RECORDS SHOWN |
⟨
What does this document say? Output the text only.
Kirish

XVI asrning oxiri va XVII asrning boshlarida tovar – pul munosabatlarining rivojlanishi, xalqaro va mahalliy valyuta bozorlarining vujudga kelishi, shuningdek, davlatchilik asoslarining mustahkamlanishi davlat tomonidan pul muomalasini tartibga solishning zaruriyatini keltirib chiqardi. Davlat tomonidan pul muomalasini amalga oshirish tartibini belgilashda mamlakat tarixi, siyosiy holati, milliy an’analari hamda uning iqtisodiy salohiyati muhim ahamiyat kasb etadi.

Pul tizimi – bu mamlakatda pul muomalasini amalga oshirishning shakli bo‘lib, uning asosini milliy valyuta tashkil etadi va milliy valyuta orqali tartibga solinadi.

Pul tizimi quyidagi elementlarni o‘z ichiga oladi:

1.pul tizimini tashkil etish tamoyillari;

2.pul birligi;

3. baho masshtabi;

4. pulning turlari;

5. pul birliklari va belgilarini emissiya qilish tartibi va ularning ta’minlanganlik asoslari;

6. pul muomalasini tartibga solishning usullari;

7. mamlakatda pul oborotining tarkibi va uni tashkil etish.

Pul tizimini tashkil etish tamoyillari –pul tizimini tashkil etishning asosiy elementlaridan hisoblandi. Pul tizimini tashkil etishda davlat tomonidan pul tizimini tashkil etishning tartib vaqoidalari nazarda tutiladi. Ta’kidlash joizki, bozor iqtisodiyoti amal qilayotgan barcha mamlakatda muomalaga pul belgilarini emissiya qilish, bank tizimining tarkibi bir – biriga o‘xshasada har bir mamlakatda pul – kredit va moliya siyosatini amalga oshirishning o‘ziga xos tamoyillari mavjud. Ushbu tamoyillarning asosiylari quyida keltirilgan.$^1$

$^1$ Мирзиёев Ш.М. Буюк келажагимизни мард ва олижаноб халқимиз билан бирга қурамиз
⟩
⟨
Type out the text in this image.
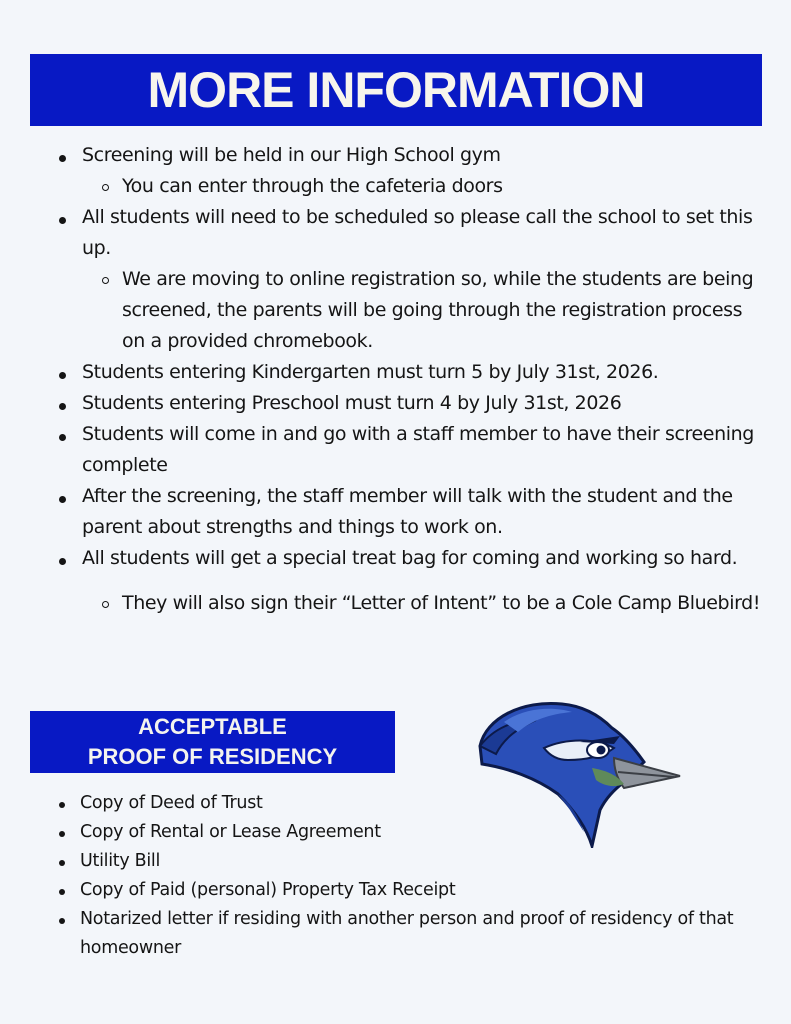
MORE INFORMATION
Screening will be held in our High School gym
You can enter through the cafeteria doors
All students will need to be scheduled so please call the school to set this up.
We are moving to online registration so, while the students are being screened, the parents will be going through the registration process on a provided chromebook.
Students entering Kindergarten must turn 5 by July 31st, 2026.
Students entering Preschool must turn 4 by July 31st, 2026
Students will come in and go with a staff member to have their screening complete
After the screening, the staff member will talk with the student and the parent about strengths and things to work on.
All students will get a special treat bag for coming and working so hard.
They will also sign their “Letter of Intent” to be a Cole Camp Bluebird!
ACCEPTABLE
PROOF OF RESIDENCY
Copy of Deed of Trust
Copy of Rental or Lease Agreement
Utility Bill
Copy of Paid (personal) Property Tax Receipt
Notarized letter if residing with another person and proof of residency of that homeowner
⟩
⟨
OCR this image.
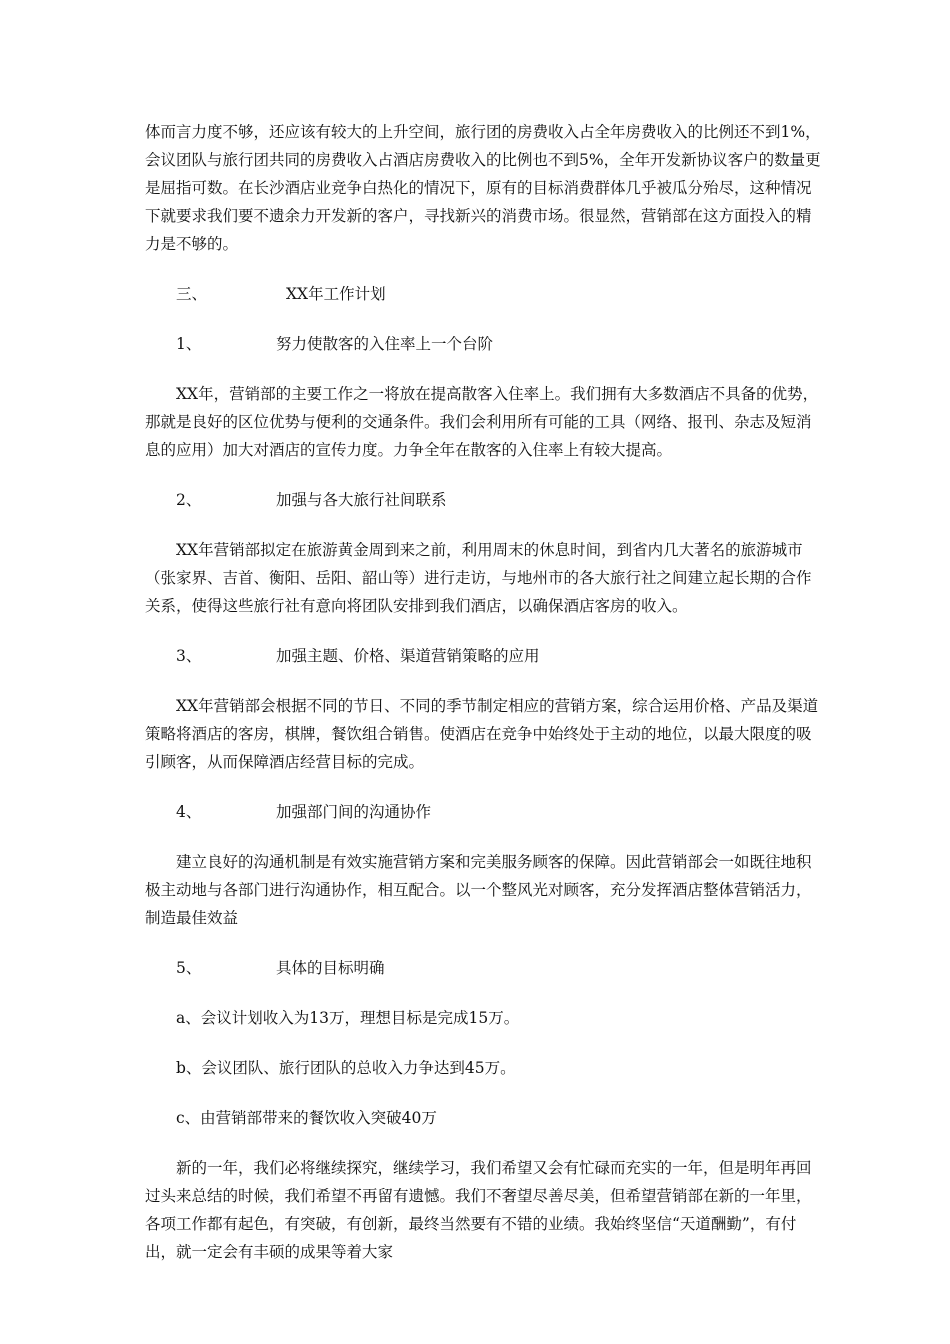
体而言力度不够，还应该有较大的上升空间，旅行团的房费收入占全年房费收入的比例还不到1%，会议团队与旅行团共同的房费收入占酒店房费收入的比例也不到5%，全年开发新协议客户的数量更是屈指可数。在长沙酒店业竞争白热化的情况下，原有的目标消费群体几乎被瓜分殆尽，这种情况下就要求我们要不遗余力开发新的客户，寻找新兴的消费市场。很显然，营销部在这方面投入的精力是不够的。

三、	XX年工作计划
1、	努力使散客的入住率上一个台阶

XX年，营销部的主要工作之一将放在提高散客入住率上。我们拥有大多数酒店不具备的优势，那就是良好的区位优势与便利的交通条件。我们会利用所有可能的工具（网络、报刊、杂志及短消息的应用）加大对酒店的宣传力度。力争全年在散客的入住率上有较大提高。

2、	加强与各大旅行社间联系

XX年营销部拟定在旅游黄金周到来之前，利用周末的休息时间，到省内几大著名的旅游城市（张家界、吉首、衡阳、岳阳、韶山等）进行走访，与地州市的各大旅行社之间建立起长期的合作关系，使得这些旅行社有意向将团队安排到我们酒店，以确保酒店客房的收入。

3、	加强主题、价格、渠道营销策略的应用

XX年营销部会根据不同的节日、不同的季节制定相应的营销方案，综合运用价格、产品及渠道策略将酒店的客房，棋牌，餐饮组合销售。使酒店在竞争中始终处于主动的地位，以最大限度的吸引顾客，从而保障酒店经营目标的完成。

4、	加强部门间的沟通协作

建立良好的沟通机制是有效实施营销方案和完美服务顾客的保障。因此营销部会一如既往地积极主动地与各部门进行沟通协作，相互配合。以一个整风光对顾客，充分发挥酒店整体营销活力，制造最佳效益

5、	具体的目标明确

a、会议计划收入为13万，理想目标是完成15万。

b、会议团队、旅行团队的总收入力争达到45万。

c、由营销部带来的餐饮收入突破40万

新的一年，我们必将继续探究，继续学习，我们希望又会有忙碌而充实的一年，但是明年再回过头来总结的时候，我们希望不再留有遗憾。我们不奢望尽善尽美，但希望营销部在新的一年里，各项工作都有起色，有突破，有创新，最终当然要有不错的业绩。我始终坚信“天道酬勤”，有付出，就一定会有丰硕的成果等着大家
⟩
PROBLEM REQUIREMENTS | Tally how many lines of the material contain the word "staff". The answer must be the number and nothing else.

RESULT BELOW | 2